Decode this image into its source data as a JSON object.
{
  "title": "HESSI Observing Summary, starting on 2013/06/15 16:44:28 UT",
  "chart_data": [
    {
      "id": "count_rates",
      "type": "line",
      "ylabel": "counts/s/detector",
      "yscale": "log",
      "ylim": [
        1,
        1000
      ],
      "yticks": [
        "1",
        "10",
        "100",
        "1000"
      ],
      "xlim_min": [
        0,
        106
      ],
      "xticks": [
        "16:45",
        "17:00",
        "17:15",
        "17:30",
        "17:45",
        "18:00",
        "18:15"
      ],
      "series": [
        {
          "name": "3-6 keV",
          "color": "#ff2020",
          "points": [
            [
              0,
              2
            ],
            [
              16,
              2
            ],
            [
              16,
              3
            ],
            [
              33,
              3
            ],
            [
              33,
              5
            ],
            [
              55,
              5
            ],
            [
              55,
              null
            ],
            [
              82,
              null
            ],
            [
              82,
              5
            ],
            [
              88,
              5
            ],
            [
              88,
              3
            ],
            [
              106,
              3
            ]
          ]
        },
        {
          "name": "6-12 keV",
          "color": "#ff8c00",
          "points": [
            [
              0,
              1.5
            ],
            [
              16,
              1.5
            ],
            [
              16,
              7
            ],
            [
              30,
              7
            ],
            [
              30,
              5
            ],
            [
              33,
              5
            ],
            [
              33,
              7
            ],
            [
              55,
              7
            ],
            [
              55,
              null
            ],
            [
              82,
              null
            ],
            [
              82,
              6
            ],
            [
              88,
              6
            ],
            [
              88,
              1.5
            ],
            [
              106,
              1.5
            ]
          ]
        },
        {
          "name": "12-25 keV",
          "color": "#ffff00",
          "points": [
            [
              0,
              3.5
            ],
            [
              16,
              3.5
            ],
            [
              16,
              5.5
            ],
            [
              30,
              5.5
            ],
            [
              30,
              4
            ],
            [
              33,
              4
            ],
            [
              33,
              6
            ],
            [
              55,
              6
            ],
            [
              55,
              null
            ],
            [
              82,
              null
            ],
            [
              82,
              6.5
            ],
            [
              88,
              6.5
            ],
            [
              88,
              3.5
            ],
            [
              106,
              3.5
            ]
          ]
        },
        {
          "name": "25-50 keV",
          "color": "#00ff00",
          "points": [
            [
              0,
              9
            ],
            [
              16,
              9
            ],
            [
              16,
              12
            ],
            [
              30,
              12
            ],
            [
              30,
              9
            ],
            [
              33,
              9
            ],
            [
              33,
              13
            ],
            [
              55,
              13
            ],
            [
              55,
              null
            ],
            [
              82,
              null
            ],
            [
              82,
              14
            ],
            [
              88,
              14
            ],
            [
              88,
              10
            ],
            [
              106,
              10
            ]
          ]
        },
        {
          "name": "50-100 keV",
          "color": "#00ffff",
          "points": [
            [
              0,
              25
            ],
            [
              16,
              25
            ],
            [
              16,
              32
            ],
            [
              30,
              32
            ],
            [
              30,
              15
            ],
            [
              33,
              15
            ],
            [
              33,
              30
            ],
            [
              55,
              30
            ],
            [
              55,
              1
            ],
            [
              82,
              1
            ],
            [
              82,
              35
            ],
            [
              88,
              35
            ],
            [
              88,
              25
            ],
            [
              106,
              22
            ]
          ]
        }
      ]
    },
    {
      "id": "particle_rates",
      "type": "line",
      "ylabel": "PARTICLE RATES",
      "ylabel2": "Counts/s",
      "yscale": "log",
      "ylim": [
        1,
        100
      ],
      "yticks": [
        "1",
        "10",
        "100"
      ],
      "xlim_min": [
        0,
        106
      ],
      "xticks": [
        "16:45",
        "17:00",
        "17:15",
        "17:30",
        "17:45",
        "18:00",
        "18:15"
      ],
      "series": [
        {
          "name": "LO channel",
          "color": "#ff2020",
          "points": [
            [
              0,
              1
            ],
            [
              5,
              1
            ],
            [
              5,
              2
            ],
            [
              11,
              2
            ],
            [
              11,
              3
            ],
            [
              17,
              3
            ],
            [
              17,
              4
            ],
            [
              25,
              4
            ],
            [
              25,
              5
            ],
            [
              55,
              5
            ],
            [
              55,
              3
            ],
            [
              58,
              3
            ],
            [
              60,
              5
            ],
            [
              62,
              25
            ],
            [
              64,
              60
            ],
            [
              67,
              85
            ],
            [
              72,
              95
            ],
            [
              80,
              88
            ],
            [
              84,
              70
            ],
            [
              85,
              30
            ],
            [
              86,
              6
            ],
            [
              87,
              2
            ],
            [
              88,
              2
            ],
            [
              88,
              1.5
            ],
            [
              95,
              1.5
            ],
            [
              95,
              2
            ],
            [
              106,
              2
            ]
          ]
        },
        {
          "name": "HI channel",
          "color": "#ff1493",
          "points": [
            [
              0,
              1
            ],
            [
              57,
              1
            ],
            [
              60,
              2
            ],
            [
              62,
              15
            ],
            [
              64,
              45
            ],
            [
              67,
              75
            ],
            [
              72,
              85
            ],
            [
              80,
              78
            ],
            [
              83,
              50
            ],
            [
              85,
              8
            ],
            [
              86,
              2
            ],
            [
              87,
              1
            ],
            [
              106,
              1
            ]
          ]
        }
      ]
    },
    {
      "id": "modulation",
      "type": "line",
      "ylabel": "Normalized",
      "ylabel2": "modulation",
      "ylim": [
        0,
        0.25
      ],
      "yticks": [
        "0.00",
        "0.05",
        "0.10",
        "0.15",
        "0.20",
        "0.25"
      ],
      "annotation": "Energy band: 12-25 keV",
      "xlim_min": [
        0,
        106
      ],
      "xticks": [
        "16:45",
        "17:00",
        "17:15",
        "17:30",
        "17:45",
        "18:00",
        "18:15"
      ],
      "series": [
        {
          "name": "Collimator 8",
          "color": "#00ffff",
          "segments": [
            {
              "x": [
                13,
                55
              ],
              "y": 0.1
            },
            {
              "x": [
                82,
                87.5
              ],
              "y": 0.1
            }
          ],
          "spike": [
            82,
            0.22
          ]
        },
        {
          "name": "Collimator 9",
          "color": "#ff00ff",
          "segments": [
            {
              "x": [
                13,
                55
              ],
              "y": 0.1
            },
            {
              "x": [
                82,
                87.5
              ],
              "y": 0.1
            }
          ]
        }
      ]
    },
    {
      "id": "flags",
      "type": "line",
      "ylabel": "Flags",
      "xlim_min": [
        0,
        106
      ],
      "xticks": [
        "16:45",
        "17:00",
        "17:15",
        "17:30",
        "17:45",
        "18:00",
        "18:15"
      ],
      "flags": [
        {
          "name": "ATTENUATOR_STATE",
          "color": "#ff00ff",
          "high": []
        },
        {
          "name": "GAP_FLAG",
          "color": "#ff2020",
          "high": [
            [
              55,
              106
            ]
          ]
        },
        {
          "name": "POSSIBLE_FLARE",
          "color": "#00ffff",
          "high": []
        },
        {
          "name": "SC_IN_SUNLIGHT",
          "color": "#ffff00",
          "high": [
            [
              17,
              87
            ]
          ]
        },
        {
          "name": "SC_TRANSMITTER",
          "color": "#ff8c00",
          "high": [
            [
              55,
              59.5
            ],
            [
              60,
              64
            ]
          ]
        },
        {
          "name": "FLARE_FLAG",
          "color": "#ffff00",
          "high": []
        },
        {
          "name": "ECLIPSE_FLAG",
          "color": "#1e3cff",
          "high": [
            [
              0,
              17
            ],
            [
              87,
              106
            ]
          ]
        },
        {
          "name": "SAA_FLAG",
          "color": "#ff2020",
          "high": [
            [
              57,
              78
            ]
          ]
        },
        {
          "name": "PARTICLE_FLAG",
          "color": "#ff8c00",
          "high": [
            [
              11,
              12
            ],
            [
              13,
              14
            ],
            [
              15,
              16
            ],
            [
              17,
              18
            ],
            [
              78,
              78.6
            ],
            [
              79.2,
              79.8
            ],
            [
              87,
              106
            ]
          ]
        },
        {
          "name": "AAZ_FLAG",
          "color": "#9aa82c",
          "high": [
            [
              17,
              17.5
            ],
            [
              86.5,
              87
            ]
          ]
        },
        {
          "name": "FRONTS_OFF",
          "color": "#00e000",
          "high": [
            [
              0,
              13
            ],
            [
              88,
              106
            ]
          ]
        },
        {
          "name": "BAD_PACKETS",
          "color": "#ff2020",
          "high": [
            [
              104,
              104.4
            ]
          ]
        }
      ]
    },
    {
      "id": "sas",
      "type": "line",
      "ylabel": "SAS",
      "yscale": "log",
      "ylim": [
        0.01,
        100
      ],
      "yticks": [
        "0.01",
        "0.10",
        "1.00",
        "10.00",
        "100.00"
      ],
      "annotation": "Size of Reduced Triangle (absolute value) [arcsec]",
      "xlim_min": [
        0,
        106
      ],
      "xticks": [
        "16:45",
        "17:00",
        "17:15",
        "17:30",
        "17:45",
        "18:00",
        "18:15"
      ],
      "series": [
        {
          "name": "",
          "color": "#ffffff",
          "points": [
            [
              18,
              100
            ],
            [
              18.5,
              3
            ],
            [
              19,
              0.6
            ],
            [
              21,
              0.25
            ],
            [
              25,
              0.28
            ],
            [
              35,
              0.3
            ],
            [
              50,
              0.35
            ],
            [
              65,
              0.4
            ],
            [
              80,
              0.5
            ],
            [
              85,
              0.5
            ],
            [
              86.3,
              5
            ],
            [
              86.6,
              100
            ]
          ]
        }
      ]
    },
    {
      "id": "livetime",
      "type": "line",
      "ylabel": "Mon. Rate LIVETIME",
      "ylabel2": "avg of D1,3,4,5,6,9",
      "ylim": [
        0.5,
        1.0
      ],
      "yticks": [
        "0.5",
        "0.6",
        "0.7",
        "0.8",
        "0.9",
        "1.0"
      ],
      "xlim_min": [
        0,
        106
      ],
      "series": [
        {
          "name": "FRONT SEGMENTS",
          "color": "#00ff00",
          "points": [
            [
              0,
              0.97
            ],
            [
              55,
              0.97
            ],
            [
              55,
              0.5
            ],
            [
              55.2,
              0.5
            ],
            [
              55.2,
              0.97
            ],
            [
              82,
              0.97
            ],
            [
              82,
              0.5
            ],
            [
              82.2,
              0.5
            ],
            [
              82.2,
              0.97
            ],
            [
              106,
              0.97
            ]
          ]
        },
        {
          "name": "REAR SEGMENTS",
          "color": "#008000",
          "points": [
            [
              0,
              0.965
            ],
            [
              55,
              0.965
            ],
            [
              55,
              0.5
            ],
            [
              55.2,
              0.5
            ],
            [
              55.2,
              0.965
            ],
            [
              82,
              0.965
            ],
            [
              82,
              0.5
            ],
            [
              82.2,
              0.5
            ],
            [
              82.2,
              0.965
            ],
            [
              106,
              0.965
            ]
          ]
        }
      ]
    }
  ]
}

====================

Give the number of lines in the records that contain the string "Collimator", with no other output.

#### COMPLETED TASK
2